Source passage
================
The project is organized as a Rust workspace with three main crates:

FerrisScript/
├── crates/
│   ├── compiler/          # Compilation pipeline (543 tests)
│   │   ├── src/
│   │   │   ├── lexer.rs       # Tokenization
│   │   │   ├── parser.rs      # Recursive descent parser
│   │   │   ├── type_checker.rs # Type checking and validation
│   │   │   ├── ast.rs         # AST node definitions
│   │   │   ├── error_code.rs  # Error codes and messages
│   │   │   └── lib.rs         # Public API (compile function)
│   │   └── Cargo.toml
│   │
│   ├── runtime/           # Interpreter (110 tests)
│   │   ├── src/
│   │   │   └── lib.rs         # Environment, value types, execution
│   │   ├── tests/
│   │   │   └── inspector_sync_test.rs  # Integration tests
│   │   └── Cargo.toml
│   │
│   ├── godot_bind/        # Godot GDExtension (11 tests, 10 ignored)
│   │   ├── src/
│   │   │   ├── lib.rs         # FerrisScriptNode, Godot callbacks
│   │   │   ├── export_info_functions.rs  # @export annotation support
│   │   │   └── property_export.rs        # PropertyInfo generation
│   │   └── Cargo.toml
│   │
│   └── test_harness/      # Testing infrastructure (38 tests)
│       ├── src/
│       │   ├── main.rs        # ferris-test CLI entry point
│       │   ├── lib.rs         # Public test harness API
│       │   ├── godot_cli.rs   # Godot process management
│       │   ├── output_parser.rs  # Test output parsing
│       │   └── test_runner.rs    # Test execution engine
│       └── Cargo.toml
│
├── examples/              # 26 example .ferris scripts
│   ├── hello.ferris
│   ├── move.ferris
│   ├── signals.ferris
│   ├── struct_literals_*.ferris  # Godot type construction demos
│   └── node_query_*.ferris       # Scene tree query examples
│
├── godot_test/            # Godot test project (17 integration tests)
│   ├── project.godot
│   ├── ferrisscript.gdextension
│   └── scripts/
│       ├── export_properties_test.ferris
│       ├── signal_test.ferris
│       └── process_test.ferris
│
├── extensions/            # Editor extensions
│   └── vscode/           # VS Code extension (v0.0.4)
================
Listed entries
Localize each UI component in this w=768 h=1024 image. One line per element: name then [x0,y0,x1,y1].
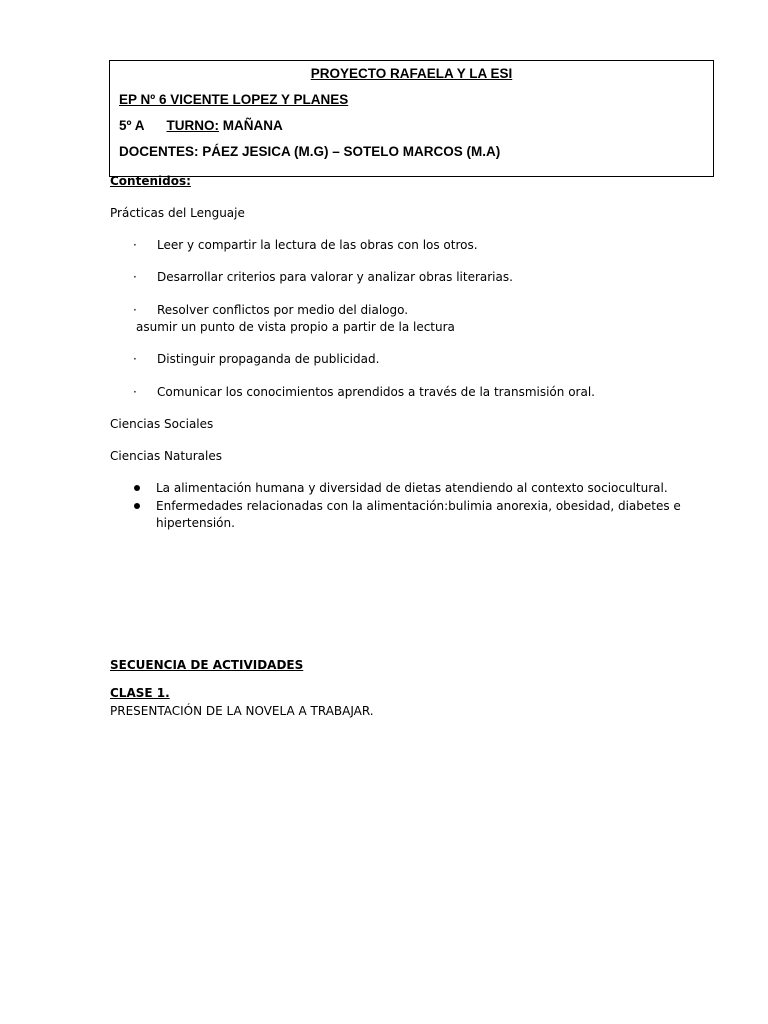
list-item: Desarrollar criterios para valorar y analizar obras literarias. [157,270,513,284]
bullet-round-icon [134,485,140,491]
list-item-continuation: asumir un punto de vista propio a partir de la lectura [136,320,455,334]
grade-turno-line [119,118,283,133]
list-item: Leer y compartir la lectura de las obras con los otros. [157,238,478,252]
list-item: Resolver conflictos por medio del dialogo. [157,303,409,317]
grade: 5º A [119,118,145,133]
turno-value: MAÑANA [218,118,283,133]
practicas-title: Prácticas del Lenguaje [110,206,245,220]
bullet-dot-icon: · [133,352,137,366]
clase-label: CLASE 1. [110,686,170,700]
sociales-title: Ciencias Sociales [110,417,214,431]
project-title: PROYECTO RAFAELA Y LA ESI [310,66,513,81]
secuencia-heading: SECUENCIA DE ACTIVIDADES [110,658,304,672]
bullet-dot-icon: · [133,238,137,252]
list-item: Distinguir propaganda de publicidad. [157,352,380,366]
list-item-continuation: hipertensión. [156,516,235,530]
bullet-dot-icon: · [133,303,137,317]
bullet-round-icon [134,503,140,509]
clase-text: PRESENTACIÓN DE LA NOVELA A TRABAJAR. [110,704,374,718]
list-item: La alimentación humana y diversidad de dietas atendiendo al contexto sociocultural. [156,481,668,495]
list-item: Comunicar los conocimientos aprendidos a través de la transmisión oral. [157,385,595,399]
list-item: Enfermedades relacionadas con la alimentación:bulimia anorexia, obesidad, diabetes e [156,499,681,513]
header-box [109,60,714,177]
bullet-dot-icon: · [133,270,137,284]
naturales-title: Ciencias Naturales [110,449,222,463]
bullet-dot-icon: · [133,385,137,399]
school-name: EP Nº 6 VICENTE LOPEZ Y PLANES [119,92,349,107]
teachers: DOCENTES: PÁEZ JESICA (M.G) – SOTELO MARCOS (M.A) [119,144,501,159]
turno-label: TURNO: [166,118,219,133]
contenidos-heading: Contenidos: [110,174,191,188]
================
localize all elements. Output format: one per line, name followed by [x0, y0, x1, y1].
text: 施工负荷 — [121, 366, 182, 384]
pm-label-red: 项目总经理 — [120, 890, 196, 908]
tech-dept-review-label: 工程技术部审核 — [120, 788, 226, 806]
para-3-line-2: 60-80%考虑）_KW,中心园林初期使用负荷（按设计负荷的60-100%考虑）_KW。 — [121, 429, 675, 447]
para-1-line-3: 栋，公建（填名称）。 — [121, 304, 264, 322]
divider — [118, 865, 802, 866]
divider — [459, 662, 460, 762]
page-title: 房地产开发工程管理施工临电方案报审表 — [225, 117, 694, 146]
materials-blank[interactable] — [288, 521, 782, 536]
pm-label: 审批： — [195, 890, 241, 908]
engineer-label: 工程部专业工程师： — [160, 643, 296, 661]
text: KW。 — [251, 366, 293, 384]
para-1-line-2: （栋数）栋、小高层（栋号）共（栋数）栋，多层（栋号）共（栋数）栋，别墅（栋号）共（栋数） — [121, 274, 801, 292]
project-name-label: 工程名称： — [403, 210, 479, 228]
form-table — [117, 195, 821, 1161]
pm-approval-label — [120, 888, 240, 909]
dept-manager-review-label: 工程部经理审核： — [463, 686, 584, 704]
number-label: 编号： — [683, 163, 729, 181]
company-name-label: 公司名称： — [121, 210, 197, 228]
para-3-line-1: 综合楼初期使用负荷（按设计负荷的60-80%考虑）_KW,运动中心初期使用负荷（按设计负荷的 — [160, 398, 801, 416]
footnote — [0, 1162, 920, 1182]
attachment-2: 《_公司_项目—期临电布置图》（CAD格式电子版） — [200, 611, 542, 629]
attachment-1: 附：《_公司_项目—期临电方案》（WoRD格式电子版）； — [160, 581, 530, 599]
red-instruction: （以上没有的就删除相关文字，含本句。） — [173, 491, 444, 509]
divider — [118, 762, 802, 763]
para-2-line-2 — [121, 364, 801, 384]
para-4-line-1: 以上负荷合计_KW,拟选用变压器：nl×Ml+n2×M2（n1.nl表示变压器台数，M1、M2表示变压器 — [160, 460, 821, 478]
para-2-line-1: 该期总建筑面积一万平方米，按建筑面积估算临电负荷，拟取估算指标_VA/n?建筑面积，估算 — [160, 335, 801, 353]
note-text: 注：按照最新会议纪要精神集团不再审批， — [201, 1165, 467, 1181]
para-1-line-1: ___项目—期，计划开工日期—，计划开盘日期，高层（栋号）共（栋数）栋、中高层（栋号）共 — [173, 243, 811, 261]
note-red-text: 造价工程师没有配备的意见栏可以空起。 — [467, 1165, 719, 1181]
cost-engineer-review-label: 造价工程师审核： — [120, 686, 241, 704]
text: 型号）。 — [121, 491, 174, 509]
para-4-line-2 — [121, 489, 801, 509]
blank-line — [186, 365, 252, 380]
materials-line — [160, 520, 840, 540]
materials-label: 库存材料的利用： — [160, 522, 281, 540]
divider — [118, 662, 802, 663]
================
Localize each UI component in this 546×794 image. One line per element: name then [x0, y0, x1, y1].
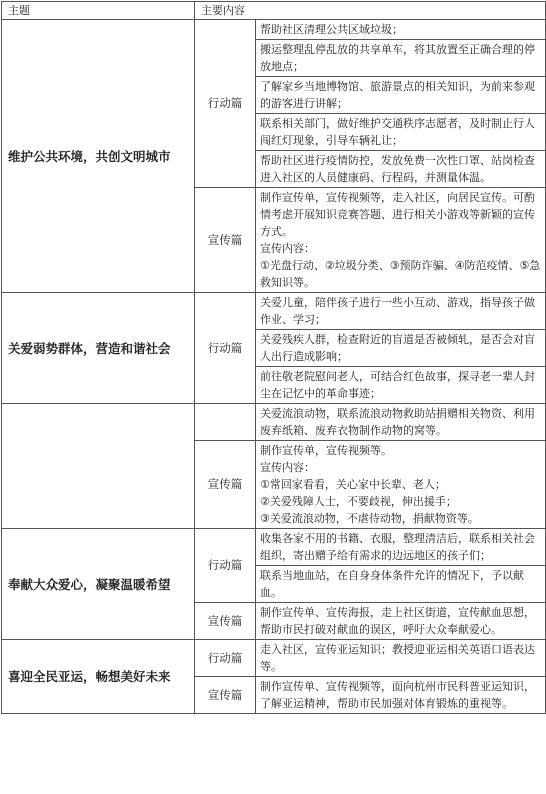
================
Tasks
**1.** Please copy from the FerrisScript directory tree, starting with "The project is" and going on through "pipeline (543 tests)".
**2.** Answer these questions from the FerrisScript directory tree:
(a) How many tests does the runtime crate have?
(b) What version number is shown for the VS Code extension?
(c) Which file in the test_harness crate is the ferris-test CLI entry point?

List of solutions
**1.**
The project is organized as a Rust workspace with three main crates:

FerrisScript/
├── crates/
│   ├── compiler/          # Compilation pipeline (543 tests)

**2.**
(a) 110
(b) v0.0.4
(c) main.rs